▶ [EXERCISE TASK]: Copy every entry word for word, but skip the pictures.

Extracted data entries
========================

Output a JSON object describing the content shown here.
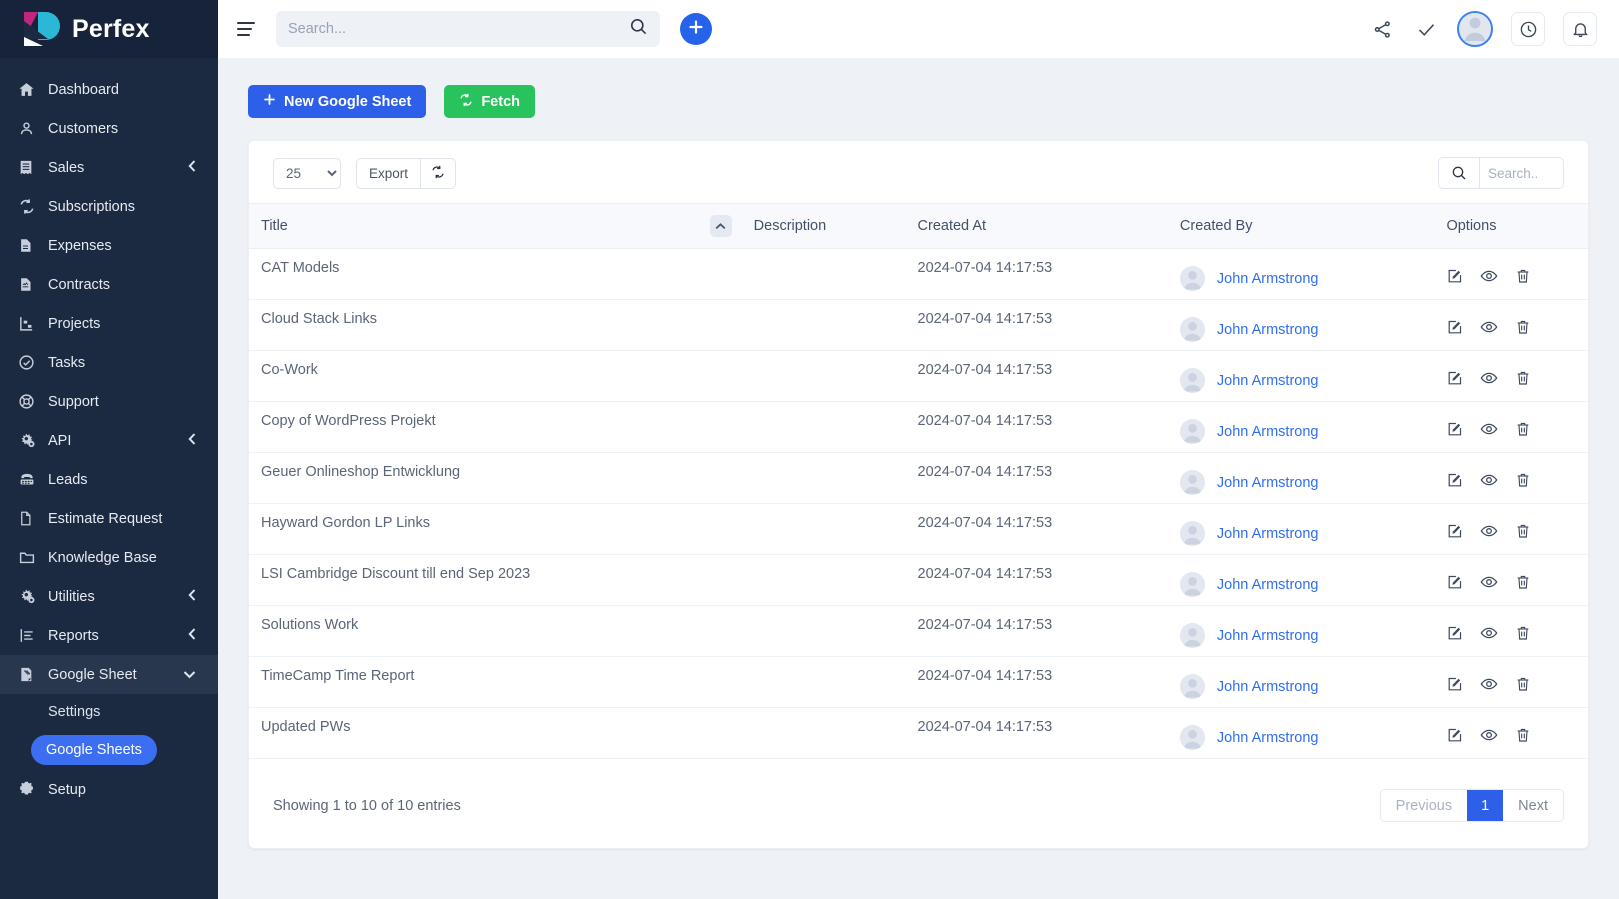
{
  "brand": {
    "name": "Perfex",
    "logo_icon": "perfex-logo-icon"
  },
  "sidebar": {
    "items": [
      {
        "label": "Dashboard",
        "icon": "home-icon",
        "caret": null,
        "active": false
      },
      {
        "label": "Customers",
        "icon": "user-icon",
        "caret": null,
        "active": false
      },
      {
        "label": "Sales",
        "icon": "receipt-icon",
        "caret": "chevron-left-icon",
        "active": false
      },
      {
        "label": "Subscriptions",
        "icon": "refresh-cycle-icon",
        "caret": null,
        "active": false
      },
      {
        "label": "Expenses",
        "icon": "file-lines-icon",
        "caret": null,
        "active": false
      },
      {
        "label": "Contracts",
        "icon": "file-signature-icon",
        "caret": null,
        "active": false
      },
      {
        "label": "Projects",
        "icon": "chart-project-icon",
        "caret": null,
        "active": false
      },
      {
        "label": "Tasks",
        "icon": "check-circle-icon",
        "caret": null,
        "active": false
      },
      {
        "label": "Support",
        "icon": "lifebuoy-icon",
        "caret": null,
        "active": false
      },
      {
        "label": "API",
        "icon": "gears-icon",
        "caret": "chevron-left-icon",
        "active": false
      },
      {
        "label": "Leads",
        "icon": "telephone-icon",
        "caret": null,
        "active": false
      },
      {
        "label": "Estimate Request",
        "icon": "file-icon",
        "caret": null,
        "active": false
      },
      {
        "label": "Knowledge Base",
        "icon": "folder-icon",
        "caret": null,
        "active": false
      },
      {
        "label": "Utilities",
        "icon": "gears-icon",
        "caret": "chevron-left-icon",
        "active": false
      },
      {
        "label": "Reports",
        "icon": "bar-list-icon",
        "caret": "chevron-left-icon",
        "active": false
      },
      {
        "label": "Google Sheet",
        "icon": "sheet-icon",
        "caret": "chevron-down-icon",
        "active": true
      }
    ],
    "submenu": [
      {
        "label": "Settings",
        "kind": "link"
      },
      {
        "label": "Google Sheets",
        "kind": "chip"
      }
    ],
    "footer_item": {
      "label": "Setup",
      "icon": "gear-icon"
    }
  },
  "topbar": {
    "menu_icon": "hamburger-icon",
    "search": {
      "value": "",
      "placeholder": "Search...",
      "icon": "search-icon"
    },
    "add_icon": "plus-icon",
    "share_icon": "share-icon",
    "check_icon": "check-icon",
    "avatar_icon": "avatar-icon",
    "clock_icon": "clock-icon",
    "bell_icon": "bell-icon"
  },
  "toolbar": {
    "new_sheet_label": "New Google Sheet",
    "new_sheet_icon": "plus-icon",
    "fetch_label": "Fetch",
    "fetch_icon": "refresh-icon"
  },
  "table_controls": {
    "page_length": "25",
    "page_length_options": [
      "25"
    ],
    "export_label": "Export",
    "reload_icon": "refresh-icon",
    "search": {
      "value": "",
      "placeholder": "Search..",
      "icon": "search-icon"
    }
  },
  "table": {
    "columns": [
      "Title",
      "Description",
      "Created At",
      "Created By",
      "Options"
    ],
    "sort": {
      "column": "Title",
      "direction": "asc",
      "icon": "chevron-up-icon"
    },
    "row_icons": [
      "edit-icon",
      "view-icon",
      "delete-icon"
    ],
    "rows": [
      {
        "title": "CAT Models",
        "description": "",
        "created_at": "2024-07-04 14:17:53",
        "created_by": "John Armstrong"
      },
      {
        "title": "Cloud Stack Links",
        "description": "",
        "created_at": "2024-07-04 14:17:53",
        "created_by": "John Armstrong"
      },
      {
        "title": "Co-Work",
        "description": "",
        "created_at": "2024-07-04 14:17:53",
        "created_by": "John Armstrong"
      },
      {
        "title": "Copy of WordPress Projekt",
        "description": "",
        "created_at": "2024-07-04 14:17:53",
        "created_by": "John Armstrong"
      },
      {
        "title": "Geuer Onlineshop Entwicklung",
        "description": "",
        "created_at": "2024-07-04 14:17:53",
        "created_by": "John Armstrong"
      },
      {
        "title": "Hayward Gordon LP Links",
        "description": "",
        "created_at": "2024-07-04 14:17:53",
        "created_by": "John Armstrong"
      },
      {
        "title": "LSI Cambridge Discount till end Sep 2023",
        "description": "",
        "created_at": "2024-07-04 14:17:53",
        "created_by": "John Armstrong"
      },
      {
        "title": "Solutions Work",
        "description": "",
        "created_at": "2024-07-04 14:17:53",
        "created_by": "John Armstrong"
      },
      {
        "title": "TimeCamp Time Report",
        "description": "",
        "created_at": "2024-07-04 14:17:53",
        "created_by": "John Armstrong"
      },
      {
        "title": "Updated PWs",
        "description": "",
        "created_at": "2024-07-04 14:17:53",
        "created_by": "John Armstrong"
      }
    ]
  },
  "footer": {
    "showing": "Showing 1 to 10 of 10 entries",
    "pagination": {
      "previous": "Previous",
      "current": "1",
      "next": "Next"
    }
  },
  "colors": {
    "sidebar_bg": "#1b2a41",
    "brand_blue": "#2e5fe8",
    "success_green": "#29c35e",
    "link_blue": "#2f6ef0",
    "page_bg": "#eef1f6"
  }
}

========================

▶ [RESULT BELOW]:
Output a JSON object describing the content shown here.
{
  "brand": {
    "name": "Perfex",
    "logo_icon": "perfex-logo-icon"
  },
  "sidebar": {
    "items": [
      {
        "label": "Dashboard",
        "icon": "home-icon",
        "caret": null,
        "active": false
      },
      {
        "label": "Customers",
        "icon": "user-icon",
        "caret": null,
        "active": false
      },
      {
        "label": "Sales",
        "icon": "receipt-icon",
        "caret": "chevron-left-icon",
        "active": false
      },
      {
        "label": "Subscriptions",
        "icon": "refresh-cycle-icon",
        "caret": null,
        "active": false
      },
      {
        "label": "Expenses",
        "icon": "file-lines-icon",
        "caret": null,
        "active": false
      },
      {
        "label": "Contracts",
        "icon": "file-signature-icon",
        "caret": null,
        "active": false
      },
      {
        "label": "Projects",
        "icon": "chart-project-icon",
        "caret": null,
        "active": false
      },
      {
        "label": "Tasks",
        "icon": "check-circle-icon",
        "caret": null,
        "active": false
      },
      {
        "label": "Support",
        "icon": "lifebuoy-icon",
        "caret": null,
        "active": false
      },
      {
        "label": "API",
        "icon": "gears-icon",
        "caret": "chevron-left-icon",
        "active": false
      },
      {
        "label": "Leads",
        "icon": "telephone-icon",
        "caret": null,
        "active": false
      },
      {
        "label": "Estimate Request",
        "icon": "file-icon",
        "caret": null,
        "active": false
      },
      {
        "label": "Knowledge Base",
        "icon": "folder-icon",
        "caret": null,
        "active": false
      },
      {
        "label": "Utilities",
        "icon": "gears-icon",
        "caret": "chevron-left-icon",
        "active": false
      },
      {
        "label": "Reports",
        "icon": "bar-list-icon",
        "caret": "chevron-left-icon",
        "active": false
      },
      {
        "label": "Google Sheet",
        "icon": "sheet-icon",
        "caret": "chevron-down-icon",
        "active": true
      }
    ],
    "submenu": [
      {
        "label": "Settings",
        "kind": "link"
      },
      {
        "label": "Google Sheets",
        "kind": "chip"
      }
    ],
    "footer_item": {
      "label": "Setup",
      "icon": "gear-icon"
    }
  },
  "topbar": {
    "menu_icon": "hamburger-icon",
    "search": {
      "value": "",
      "placeholder": "Search...",
      "icon": "search-icon"
    },
    "add_icon": "plus-icon",
    "share_icon": "share-icon",
    "check_icon": "check-icon",
    "avatar_icon": "avatar-icon",
    "clock_icon": "clock-icon",
    "bell_icon": "bell-icon"
  },
  "toolbar": {
    "new_sheet_label": "New Google Sheet",
    "new_sheet_icon": "plus-icon",
    "fetch_label": "Fetch",
    "fetch_icon": "refresh-icon"
  },
  "table_controls": {
    "page_length": "25",
    "page_length_options": [
      "25"
    ],
    "export_label": "Export",
    "reload_icon": "refresh-icon",
    "search": {
      "value": "",
      "placeholder": "Search..",
      "icon": "search-icon"
    }
  },
  "table": {
    "columns": [
      "Title",
      "Description",
      "Created At",
      "Created By",
      "Options"
    ],
    "sort": {
      "column": "Title",
      "direction": "asc",
      "icon": "chevron-up-icon"
    },
    "row_icons": [
      "edit-icon",
      "view-icon",
      "delete-icon"
    ],
    "rows": [
      {
        "title": "CAT Models",
        "description": "",
        "created_at": "2024-07-04 14:17:53",
        "created_by": "John Armstrong"
      },
      {
        "title": "Cloud Stack Links",
        "description": "",
        "created_at": "2024-07-04 14:17:53",
        "created_by": "John Armstrong"
      },
      {
        "title": "Co-Work",
        "description": "",
        "created_at": "2024-07-04 14:17:53",
        "created_by": "John Armstrong"
      },
      {
        "title": "Copy of WordPress Projekt",
        "description": "",
        "created_at": "2024-07-04 14:17:53",
        "created_by": "John Armstrong"
      },
      {
        "title": "Geuer Onlineshop Entwicklung",
        "description": "",
        "created_at": "2024-07-04 14:17:53",
        "created_by": "John Armstrong"
      },
      {
        "title": "Hayward Gordon LP Links",
        "description": "",
        "created_at": "2024-07-04 14:17:53",
        "created_by": "John Armstrong"
      },
      {
        "title": "LSI Cambridge Discount till end Sep 2023",
        "description": "",
        "created_at": "2024-07-04 14:17:53",
        "created_by": "John Armstrong"
      },
      {
        "title": "Solutions Work",
        "description": "",
        "created_at": "2024-07-04 14:17:53",
        "created_by": "John Armstrong"
      },
      {
        "title": "TimeCamp Time Report",
        "description": "",
        "created_at": "2024-07-04 14:17:53",
        "created_by": "John Armstrong"
      },
      {
        "title": "Updated PWs",
        "description": "",
        "created_at": "2024-07-04 14:17:53",
        "created_by": "John Armstrong"
      }
    ]
  },
  "footer": {
    "showing": "Showing 1 to 10 of 10 entries",
    "pagination": {
      "previous": "Previous",
      "current": "1",
      "next": "Next"
    }
  },
  "colors": {
    "sidebar_bg": "#1b2a41",
    "brand_blue": "#2e5fe8",
    "success_green": "#29c35e",
    "link_blue": "#2f6ef0",
    "page_bg": "#eef1f6"
  }
}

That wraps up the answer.